| EXERCISE AIM |
Reproduce, unchanged, the lines from the very first one up to and including the line with "value-2025-t3f: 14,34 [412,462,479,481]".

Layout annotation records
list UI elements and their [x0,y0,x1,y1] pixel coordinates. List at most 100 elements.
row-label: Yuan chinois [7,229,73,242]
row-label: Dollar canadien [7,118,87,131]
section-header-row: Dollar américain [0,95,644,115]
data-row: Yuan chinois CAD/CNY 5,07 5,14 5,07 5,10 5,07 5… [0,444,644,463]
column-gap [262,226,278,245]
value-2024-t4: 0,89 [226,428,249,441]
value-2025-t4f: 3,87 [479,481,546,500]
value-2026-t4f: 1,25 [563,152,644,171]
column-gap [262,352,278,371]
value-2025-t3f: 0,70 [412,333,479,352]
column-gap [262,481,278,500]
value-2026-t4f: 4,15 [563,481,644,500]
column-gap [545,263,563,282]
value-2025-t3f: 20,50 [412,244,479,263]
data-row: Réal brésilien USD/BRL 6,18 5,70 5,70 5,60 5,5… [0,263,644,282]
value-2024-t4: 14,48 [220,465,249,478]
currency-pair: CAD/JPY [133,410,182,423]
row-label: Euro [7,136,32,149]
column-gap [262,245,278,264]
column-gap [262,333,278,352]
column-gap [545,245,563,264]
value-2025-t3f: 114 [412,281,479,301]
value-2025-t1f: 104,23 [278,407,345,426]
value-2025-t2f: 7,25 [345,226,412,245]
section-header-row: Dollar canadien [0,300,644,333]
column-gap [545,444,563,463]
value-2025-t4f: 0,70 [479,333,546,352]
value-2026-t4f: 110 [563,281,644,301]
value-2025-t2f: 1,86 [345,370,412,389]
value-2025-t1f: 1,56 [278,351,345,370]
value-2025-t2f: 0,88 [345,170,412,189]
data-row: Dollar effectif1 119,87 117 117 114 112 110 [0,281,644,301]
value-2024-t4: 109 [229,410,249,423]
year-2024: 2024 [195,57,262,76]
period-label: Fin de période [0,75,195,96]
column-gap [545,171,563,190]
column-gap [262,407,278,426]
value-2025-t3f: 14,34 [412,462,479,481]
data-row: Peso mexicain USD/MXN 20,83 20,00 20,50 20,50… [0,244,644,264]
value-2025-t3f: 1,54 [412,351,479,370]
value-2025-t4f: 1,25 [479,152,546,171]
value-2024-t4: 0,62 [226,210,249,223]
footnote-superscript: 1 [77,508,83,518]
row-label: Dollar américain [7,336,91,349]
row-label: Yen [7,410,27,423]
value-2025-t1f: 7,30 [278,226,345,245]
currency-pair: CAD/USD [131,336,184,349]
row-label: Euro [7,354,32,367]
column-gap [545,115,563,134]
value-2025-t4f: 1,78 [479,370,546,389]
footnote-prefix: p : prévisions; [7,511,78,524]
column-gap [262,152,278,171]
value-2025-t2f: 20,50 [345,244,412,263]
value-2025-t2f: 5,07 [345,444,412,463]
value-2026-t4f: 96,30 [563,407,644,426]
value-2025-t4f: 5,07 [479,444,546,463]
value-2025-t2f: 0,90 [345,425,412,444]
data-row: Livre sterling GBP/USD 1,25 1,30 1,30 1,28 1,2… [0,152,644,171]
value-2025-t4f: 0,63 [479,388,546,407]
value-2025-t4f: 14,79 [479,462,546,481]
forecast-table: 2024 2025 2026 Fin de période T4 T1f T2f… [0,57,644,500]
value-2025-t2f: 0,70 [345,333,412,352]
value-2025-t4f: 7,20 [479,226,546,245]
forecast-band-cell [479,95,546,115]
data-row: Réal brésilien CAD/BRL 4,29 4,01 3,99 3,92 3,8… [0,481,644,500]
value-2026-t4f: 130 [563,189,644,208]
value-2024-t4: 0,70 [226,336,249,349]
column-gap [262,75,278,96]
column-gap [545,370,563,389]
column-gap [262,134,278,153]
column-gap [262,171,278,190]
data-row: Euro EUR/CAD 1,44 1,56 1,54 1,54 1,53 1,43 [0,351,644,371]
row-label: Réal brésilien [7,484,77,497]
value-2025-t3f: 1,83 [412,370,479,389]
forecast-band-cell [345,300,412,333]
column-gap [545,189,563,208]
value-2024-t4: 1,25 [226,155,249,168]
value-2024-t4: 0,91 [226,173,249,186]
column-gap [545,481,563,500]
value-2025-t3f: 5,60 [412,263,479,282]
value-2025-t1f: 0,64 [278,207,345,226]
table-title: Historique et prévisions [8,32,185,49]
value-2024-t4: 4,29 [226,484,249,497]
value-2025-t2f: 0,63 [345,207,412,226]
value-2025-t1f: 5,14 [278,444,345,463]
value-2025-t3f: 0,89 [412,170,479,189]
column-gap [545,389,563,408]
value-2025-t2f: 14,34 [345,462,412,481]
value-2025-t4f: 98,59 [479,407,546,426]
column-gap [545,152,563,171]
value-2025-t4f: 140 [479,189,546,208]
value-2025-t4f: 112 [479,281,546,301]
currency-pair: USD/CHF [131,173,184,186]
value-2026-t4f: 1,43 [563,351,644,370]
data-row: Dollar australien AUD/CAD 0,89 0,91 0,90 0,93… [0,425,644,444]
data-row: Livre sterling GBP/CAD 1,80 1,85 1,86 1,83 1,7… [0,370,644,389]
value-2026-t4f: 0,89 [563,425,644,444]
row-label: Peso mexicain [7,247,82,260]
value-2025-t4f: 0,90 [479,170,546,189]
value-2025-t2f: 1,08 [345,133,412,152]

| OUTPUT FOR THIS EXERCISE |
list UI elements and their [x0,y0,x1,y1] pixel coordinates. List at most 100 elements.
row-label: Yuan chinois [7,229,73,242]
row-label: Dollar canadien [7,118,87,131]
section-header-row: Dollar américain [0,95,644,115]
data-row: Yuan chinois CAD/CNY 5,07 5,14 5,07 5,10 5,07 5… [0,444,644,463]
column-gap [262,226,278,245]
value-2024-t4: 0,89 [226,428,249,441]
value-2025-t4f: 3,87 [479,481,546,500]
value-2026-t4f: 1,25 [563,152,644,171]
column-gap [262,352,278,371]
value-2025-t3f: 0,70 [412,333,479,352]
column-gap [262,481,278,500]
value-2026-t4f: 4,15 [563,481,644,500]
column-gap [545,263,563,282]
value-2025-t3f: 20,50 [412,244,479,263]
data-row: Réal brésilien USD/BRL 6,18 5,70 5,70 5,60 5,5… [0,263,644,282]
value-2024-t4: 14,48 [220,465,249,478]
currency-pair: CAD/JPY [133,410,182,423]
row-label: Euro [7,136,32,149]
column-gap [262,245,278,264]
column-gap [262,333,278,352]
column-gap [545,245,563,264]
value-2025-t3f: 114 [412,281,479,301]
value-2025-t1f: 104,23 [278,407,345,426]
value-2025-t2f: 7,25 [345,226,412,245]
section-header-row: Dollar canadien [0,300,644,333]
column-gap [545,444,563,463]
value-2025-t4f: 0,70 [479,333,546,352]
value-2026-t4f: 110 [563,281,644,301]
value-2025-t2f: 1,86 [345,370,412,389]
value-2025-t1f: 1,56 [278,351,345,370]
value-2025-t2f: 0,88 [345,170,412,189]
data-row: Dollar effectif1 119,87 117 117 114 112 110 [0,281,644,301]
value-2024-t4: 109 [229,410,249,423]
year-2024: 2024 [195,57,262,76]
period-label: Fin de période [0,75,195,96]
column-gap [545,171,563,190]
column-gap [262,407,278,426]
value-2025-t3f: 14,34 [412,462,479,481]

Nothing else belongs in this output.